Source records

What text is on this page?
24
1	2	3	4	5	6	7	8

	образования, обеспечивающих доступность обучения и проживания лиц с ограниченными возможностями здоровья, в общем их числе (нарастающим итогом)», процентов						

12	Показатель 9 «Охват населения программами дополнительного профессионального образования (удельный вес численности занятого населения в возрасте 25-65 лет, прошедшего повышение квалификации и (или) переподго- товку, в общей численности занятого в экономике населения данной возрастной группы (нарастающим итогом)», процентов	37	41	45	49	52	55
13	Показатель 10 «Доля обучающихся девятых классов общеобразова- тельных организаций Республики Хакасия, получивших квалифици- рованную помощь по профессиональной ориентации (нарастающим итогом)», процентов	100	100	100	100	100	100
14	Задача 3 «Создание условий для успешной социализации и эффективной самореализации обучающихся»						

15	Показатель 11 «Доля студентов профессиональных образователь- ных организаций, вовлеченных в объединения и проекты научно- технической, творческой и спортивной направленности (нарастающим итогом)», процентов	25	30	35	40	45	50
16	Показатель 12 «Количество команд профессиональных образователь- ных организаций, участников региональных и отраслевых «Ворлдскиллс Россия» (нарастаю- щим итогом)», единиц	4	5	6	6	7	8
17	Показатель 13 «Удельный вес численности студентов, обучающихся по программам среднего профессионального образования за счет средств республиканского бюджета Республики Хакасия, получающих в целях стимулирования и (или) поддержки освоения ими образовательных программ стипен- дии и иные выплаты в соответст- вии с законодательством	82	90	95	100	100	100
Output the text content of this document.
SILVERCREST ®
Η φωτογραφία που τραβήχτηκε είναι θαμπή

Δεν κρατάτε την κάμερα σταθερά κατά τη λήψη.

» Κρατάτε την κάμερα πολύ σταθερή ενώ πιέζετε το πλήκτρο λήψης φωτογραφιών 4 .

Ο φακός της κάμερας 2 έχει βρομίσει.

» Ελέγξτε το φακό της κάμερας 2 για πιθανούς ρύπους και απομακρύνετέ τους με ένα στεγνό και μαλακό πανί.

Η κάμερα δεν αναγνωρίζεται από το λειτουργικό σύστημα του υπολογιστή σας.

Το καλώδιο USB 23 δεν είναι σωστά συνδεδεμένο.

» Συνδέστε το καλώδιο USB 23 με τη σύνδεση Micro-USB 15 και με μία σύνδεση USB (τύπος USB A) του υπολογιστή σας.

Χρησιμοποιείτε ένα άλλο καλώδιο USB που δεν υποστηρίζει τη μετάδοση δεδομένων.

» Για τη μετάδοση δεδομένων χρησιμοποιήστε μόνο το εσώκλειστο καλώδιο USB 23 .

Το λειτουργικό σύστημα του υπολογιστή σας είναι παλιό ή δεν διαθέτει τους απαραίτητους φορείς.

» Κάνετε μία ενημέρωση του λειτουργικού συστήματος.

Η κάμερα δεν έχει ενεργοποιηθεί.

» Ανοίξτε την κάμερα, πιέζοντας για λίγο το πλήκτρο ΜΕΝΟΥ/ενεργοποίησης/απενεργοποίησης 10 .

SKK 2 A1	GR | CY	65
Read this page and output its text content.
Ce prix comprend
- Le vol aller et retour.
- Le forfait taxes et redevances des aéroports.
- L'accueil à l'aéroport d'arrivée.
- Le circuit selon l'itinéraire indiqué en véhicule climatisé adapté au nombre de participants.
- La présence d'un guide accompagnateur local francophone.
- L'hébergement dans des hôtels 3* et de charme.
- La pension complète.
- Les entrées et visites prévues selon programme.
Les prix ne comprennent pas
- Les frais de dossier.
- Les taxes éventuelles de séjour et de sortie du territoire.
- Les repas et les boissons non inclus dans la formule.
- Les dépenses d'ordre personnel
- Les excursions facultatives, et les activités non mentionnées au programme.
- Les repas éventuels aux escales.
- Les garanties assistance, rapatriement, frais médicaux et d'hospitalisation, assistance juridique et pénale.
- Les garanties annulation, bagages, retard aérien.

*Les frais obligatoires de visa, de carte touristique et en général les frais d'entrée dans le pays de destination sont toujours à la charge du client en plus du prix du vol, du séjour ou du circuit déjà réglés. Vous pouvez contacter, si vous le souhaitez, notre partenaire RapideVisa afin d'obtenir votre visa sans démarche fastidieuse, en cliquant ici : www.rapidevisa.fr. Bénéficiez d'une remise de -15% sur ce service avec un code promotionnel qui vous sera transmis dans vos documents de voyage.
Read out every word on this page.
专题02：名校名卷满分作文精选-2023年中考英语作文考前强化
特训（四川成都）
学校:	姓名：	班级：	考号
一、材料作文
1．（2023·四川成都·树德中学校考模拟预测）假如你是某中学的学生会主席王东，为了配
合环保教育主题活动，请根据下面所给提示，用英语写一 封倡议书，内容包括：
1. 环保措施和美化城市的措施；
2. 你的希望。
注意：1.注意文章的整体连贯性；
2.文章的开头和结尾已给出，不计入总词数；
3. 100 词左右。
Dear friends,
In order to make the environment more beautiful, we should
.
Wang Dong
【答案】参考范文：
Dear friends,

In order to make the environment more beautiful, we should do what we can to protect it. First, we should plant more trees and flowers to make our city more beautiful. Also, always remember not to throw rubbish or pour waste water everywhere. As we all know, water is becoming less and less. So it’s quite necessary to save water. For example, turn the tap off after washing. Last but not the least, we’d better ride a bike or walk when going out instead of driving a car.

◆ **JOB**
On how many lines does the word "taxes" appear? Answer with only the number.

◆ **COMPLETE OUTPUT**
2